Recorded data
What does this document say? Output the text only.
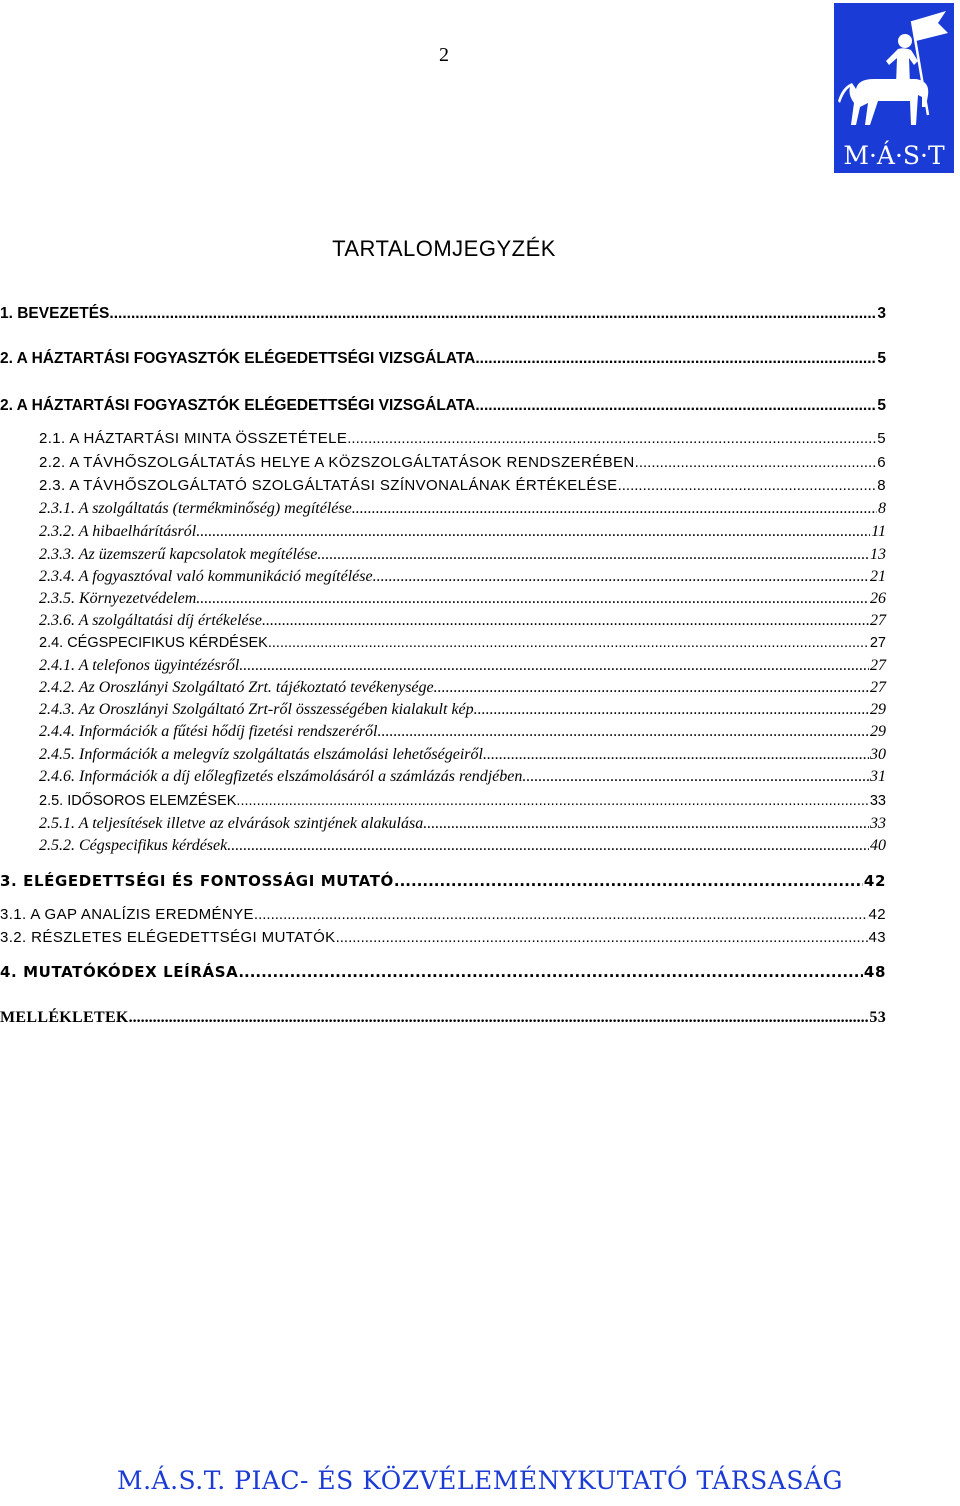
2
M·Á·S·T
TARTALOMJEGYZÉK
1. BEVEZETÉS .....	3
2. A HÁZTARTÁSI FOGYASZTÓK ELÉGEDETTSÉGI VIZSGÁLATA .....	5
2. A HÁZTARTÁSI FOGYASZTÓK ELÉGEDETTSÉGI VIZSGÁLATA .....	5
2.1. A HÁZTARTÁSI MINTA ÖSSZETÉTELE .....	5
2.2. A TÁVHŐSZOLGÁLTATÁS HELYE A KÖZSZOLGÁLTATÁSOK RENDSZERÉBEN .....	6
2.3. A TÁVHŐSZOLGÁLTATÓ SZOLGÁLTATÁSI SZÍNVONALÁNAK ÉRTÉKELÉSE .....	8
2.3.1. A szolgáltatás (termékminőség) megítélése .....	8
2.3.2. A hibaelhárításról .....	11
2.3.3. Az üzemszerű kapcsolatok megítélése .....	13
2.3.4. A fogyasztóval való kommunikáció megítélése .....	21
2.3.5. Környezetvédelem .....	26
2.3.6. A szolgáltatási díj értékelése .....	27
2.4. CÉGSPECIFIKUS KÉRDÉSEK .....	27
2.4.1. A telefonos ügyintézésről .....	27
2.4.2. Az Oroszlányi Szolgáltató Zrt. tájékoztató tevékenysége .....	27
2.4.3. Az Oroszlányi Szolgáltató Zrt-ről összességében kialakult kép .....	29
2.4.4. Információk a fűtési hődíj fizetési rendszeréről .....	29
2.4.5. Információk a melegvíz szolgáltatás elszámolási lehetőségeiről .....	30
2.4.6. Információk a díj előlegfizetés elszámolásáról a számlázás rendjében .....	31
2.5. IDŐSOROS ELEMZÉSEK .....	33
2.5.1. A teljesítések illetve az elvárások szintjének alakulása .....	33
2.5.2. Cégspecifikus kérdések .....	40
3. ELÉGEDETTSÉGI ÉS FONTOSSÁGI MUTATÓ .....	42
3.1. A GAP ANALÍZIS EREDMÉNYE .....	42
3.2. RÉSZLETES ELÉGEDETTSÉGI MUTATÓK .....	43
4. MUTATÓKÓDEX LEÍRÁSA .....	48
MELLÉKLETEK .....	53
M.Á.S.T. PIAC- ÉS KÖZVÉLEMÉNYKUTATÓ TÁRSASÁG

:: What the task asks ::
Search the data for the word "ELÉGEDETTSÉGI" and copy each line where it appears.

:: Final result ::
2. A HÁZTARTÁSI FOGYASZTÓK ELÉGEDETTSÉGI VIZSGÁLATA .....	5
2. A HÁZTARTÁSI FOGYASZTÓK ELÉGEDETTSÉGI VIZSGÁLATA .....	5
3. ELÉGEDETTSÉGI ÉS FONTOSSÁGI MUTATÓ .....	42
3.2. RÉSZLETES ELÉGEDETTSÉGI MUTATÓK .....	43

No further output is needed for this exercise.